-- DATA IN THIS EXERCISE start --

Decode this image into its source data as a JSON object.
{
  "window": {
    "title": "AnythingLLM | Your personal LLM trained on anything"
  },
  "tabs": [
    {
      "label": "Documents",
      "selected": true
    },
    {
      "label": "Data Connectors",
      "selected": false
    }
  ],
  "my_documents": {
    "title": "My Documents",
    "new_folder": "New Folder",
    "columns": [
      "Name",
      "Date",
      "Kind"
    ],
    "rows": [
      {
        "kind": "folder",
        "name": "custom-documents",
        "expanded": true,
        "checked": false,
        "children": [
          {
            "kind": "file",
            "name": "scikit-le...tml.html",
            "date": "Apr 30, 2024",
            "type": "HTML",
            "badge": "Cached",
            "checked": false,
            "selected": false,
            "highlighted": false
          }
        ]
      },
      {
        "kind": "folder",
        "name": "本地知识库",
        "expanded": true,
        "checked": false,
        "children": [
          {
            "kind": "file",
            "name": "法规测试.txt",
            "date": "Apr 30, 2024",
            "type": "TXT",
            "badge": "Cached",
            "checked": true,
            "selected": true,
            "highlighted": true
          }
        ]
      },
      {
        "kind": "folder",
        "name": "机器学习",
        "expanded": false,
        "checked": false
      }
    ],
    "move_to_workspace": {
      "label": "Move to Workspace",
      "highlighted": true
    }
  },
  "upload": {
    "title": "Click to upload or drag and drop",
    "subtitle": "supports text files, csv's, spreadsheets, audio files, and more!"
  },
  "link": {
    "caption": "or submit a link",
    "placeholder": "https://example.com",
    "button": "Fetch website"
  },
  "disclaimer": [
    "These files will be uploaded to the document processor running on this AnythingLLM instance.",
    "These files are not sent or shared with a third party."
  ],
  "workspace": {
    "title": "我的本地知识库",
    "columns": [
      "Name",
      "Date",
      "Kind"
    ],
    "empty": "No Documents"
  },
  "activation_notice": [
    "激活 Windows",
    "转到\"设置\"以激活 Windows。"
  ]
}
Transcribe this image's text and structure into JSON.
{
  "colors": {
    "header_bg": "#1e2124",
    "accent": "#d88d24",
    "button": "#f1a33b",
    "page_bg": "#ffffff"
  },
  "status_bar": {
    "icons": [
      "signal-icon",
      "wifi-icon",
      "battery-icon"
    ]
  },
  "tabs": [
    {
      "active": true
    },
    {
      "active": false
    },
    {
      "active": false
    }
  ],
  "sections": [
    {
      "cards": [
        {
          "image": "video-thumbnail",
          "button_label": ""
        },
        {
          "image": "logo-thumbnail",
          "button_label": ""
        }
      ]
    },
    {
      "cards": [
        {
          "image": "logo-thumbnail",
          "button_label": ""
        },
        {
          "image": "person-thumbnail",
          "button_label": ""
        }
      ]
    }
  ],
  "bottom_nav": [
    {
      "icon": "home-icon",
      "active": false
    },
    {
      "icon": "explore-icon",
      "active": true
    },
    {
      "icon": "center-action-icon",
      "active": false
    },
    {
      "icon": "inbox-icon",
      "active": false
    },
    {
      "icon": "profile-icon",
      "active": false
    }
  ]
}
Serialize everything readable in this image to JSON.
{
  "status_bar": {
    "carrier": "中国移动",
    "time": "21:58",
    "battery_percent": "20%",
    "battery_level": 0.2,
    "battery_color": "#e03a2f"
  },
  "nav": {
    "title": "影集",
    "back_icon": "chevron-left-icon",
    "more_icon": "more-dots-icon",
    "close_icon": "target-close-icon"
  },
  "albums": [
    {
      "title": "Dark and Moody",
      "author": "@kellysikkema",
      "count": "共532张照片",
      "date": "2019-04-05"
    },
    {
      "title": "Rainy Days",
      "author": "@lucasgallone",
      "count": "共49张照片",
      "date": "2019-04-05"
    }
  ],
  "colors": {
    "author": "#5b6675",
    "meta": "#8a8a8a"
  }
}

-- DATA IN THIS EXERCISE end --

■ **THE REQUEST**: Only those lines running from the one containing "Serialize everything readable" through the last line of the data above are to be copied, exactly, with both ends included.

■ **ANSWER FOR THIS EXERCISE**:
Serialize everything readable in this image to JSON.
{
  "status_bar": {
    "carrier": "中国移动",
    "time": "21:58",
    "battery_percent": "20%",
    "battery_level": 0.2,
    "battery_color": "#e03a2f"
  },
  "nav": {
    "title": "影集",
    "back_icon": "chevron-left-icon",
    "more_icon": "more-dots-icon",
    "close_icon": "target-close-icon"
  },
  "albums": [
    {
      "title": "Dark and Moody",
      "author": "@kellysikkema",
      "count": "共532张照片",
      "date": "2019-04-05"
    },
    {
      "title": "Rainy Days",
      "author": "@lucasgallone",
      "count": "共49张照片",
      "date": "2019-04-05"
    }
  ],
  "colors": {
    "author": "#5b6675",
    "meta": "#8a8a8a"
  }
}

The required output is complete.